_Exercise goal_.
Select the lines that hold the word "approuver" and copy each one.

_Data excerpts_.
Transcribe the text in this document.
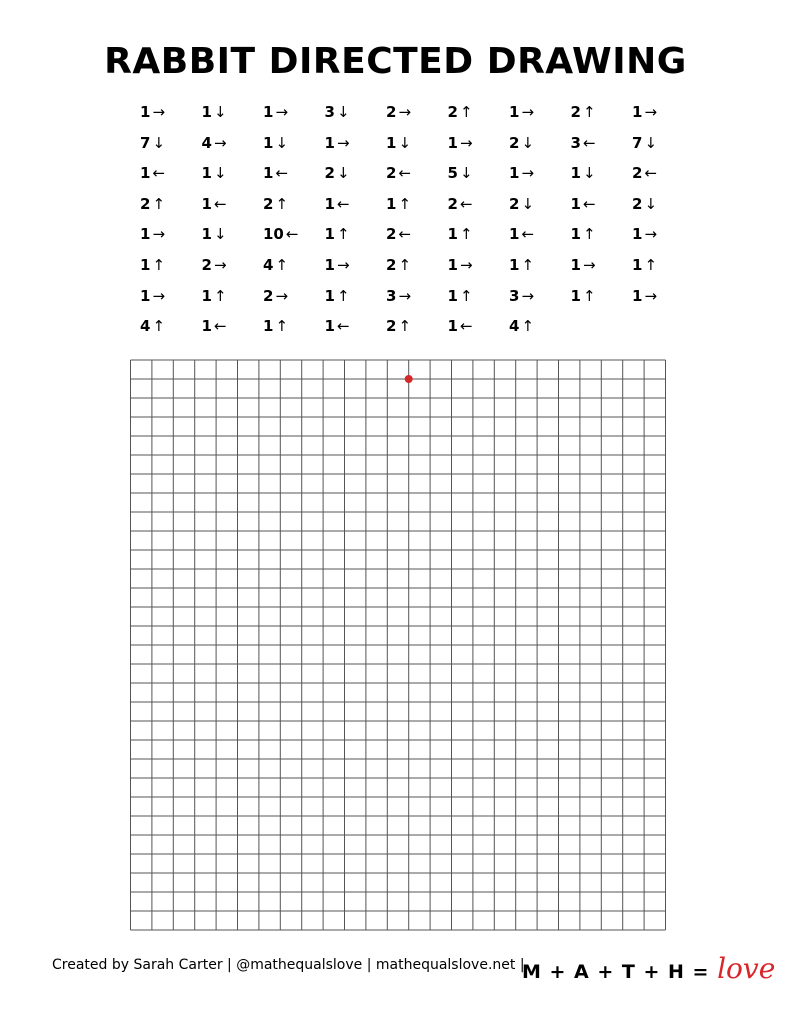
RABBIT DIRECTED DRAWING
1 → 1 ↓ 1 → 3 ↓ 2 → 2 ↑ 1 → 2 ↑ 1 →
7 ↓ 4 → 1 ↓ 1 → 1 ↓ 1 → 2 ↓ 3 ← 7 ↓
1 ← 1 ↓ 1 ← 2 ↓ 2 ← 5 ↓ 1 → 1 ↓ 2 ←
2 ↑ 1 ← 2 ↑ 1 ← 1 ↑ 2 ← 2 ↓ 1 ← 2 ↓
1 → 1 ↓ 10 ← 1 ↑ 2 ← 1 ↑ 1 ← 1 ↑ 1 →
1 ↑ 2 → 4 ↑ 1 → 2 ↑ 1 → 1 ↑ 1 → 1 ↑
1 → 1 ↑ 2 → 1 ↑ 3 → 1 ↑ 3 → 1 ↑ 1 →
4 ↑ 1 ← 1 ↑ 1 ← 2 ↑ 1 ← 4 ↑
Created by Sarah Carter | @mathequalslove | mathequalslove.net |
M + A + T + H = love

---

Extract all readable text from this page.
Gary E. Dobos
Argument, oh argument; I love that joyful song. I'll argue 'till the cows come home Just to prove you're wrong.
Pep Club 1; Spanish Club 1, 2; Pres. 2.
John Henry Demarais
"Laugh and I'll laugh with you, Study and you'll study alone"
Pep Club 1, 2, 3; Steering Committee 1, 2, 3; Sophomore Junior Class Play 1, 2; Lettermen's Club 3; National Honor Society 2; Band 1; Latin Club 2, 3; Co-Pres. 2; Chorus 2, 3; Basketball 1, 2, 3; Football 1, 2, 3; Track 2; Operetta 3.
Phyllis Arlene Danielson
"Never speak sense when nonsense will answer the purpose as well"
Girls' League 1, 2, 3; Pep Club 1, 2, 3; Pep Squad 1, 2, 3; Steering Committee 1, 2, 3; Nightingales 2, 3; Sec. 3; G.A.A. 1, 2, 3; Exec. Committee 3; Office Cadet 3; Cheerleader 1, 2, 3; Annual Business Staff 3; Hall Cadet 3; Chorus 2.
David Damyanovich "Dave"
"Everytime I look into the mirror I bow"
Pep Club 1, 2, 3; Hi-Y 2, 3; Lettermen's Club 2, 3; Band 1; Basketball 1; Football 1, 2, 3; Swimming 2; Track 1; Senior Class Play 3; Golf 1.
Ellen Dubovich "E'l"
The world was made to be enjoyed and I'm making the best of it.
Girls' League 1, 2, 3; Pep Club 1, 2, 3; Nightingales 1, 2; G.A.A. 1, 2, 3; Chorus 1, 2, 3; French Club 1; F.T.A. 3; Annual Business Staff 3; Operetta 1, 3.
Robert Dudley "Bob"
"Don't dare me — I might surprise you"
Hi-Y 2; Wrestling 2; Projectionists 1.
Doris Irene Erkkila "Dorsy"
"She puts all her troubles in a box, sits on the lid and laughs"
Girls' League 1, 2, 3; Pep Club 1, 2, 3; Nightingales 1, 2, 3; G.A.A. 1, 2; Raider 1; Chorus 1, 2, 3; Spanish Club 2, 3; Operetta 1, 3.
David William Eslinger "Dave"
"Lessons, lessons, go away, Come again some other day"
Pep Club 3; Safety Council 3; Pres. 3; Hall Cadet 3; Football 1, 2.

...

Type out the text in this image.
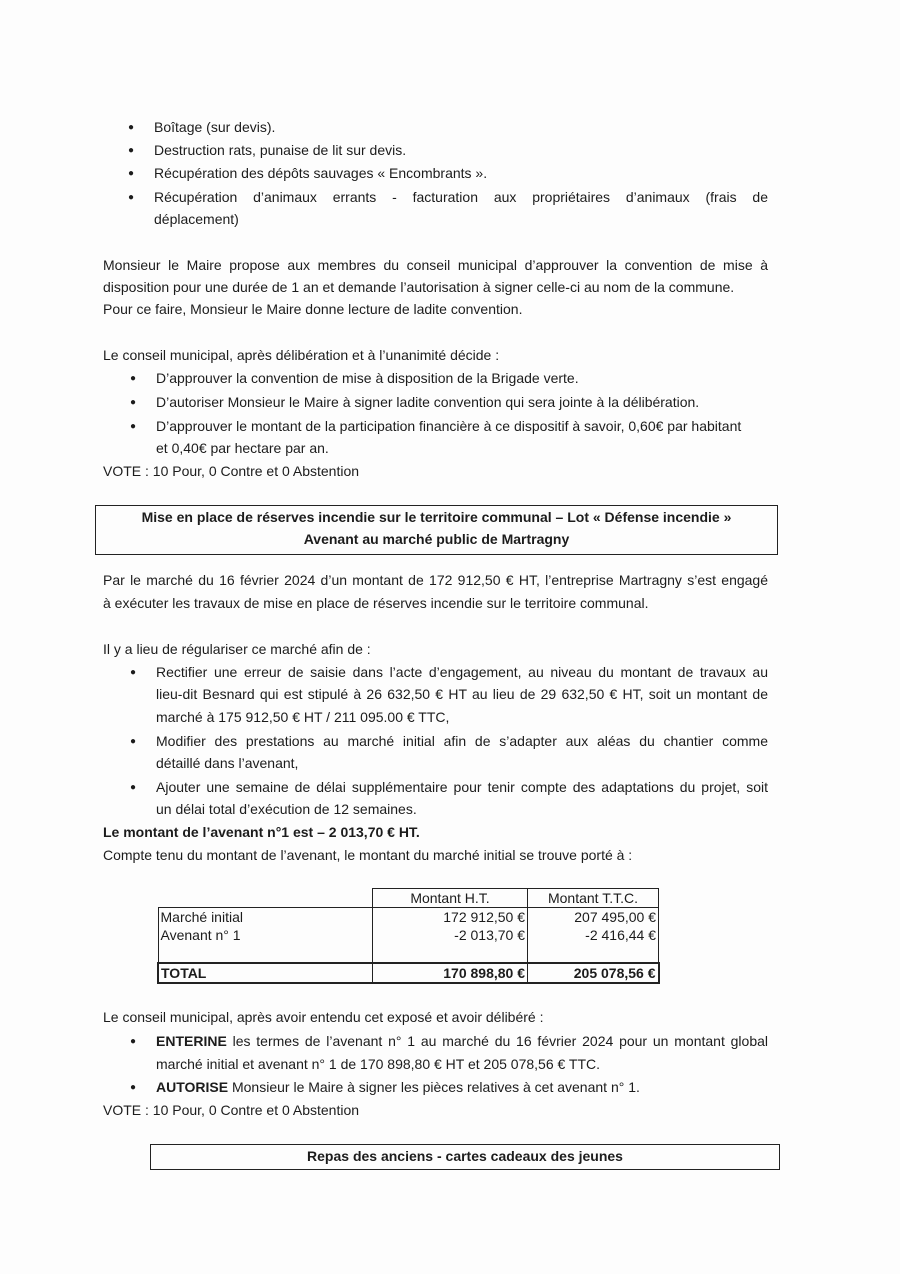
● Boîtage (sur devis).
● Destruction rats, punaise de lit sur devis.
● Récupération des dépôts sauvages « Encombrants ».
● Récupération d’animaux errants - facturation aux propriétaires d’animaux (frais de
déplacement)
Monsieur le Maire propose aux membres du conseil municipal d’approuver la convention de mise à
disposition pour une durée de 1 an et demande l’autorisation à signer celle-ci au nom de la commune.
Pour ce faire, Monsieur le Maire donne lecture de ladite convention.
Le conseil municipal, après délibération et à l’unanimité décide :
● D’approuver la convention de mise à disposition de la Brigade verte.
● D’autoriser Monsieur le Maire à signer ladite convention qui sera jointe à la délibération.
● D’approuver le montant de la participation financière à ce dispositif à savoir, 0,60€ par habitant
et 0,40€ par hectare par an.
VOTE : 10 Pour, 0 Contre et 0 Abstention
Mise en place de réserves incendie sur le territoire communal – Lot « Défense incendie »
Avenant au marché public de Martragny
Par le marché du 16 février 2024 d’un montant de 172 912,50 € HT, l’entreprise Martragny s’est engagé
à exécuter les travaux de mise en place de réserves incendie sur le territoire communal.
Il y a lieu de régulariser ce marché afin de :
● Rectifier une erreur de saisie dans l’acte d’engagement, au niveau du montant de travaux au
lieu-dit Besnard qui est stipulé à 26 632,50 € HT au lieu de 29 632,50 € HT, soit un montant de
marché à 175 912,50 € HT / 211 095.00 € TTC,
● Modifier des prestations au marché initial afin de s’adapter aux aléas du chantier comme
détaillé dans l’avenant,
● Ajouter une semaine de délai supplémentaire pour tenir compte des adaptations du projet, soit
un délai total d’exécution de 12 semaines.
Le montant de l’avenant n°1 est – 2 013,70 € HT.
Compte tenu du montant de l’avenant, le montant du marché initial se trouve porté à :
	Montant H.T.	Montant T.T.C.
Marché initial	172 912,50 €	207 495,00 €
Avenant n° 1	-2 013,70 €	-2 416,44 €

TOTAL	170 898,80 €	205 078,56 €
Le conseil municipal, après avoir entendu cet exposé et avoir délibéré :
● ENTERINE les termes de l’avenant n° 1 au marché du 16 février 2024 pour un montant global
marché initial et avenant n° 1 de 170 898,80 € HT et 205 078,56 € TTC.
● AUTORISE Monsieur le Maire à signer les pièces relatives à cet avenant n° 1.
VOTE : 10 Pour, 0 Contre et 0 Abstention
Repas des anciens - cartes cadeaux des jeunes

_Result of this task_.
Monsieur le Maire propose aux membres du conseil municipal d’approuver la convention de mise à
● D’approuver la convention de mise à disposition de la Brigade verte.
● D’approuver le montant de la participation financière à ce dispositif à savoir, 0,60€ par habitant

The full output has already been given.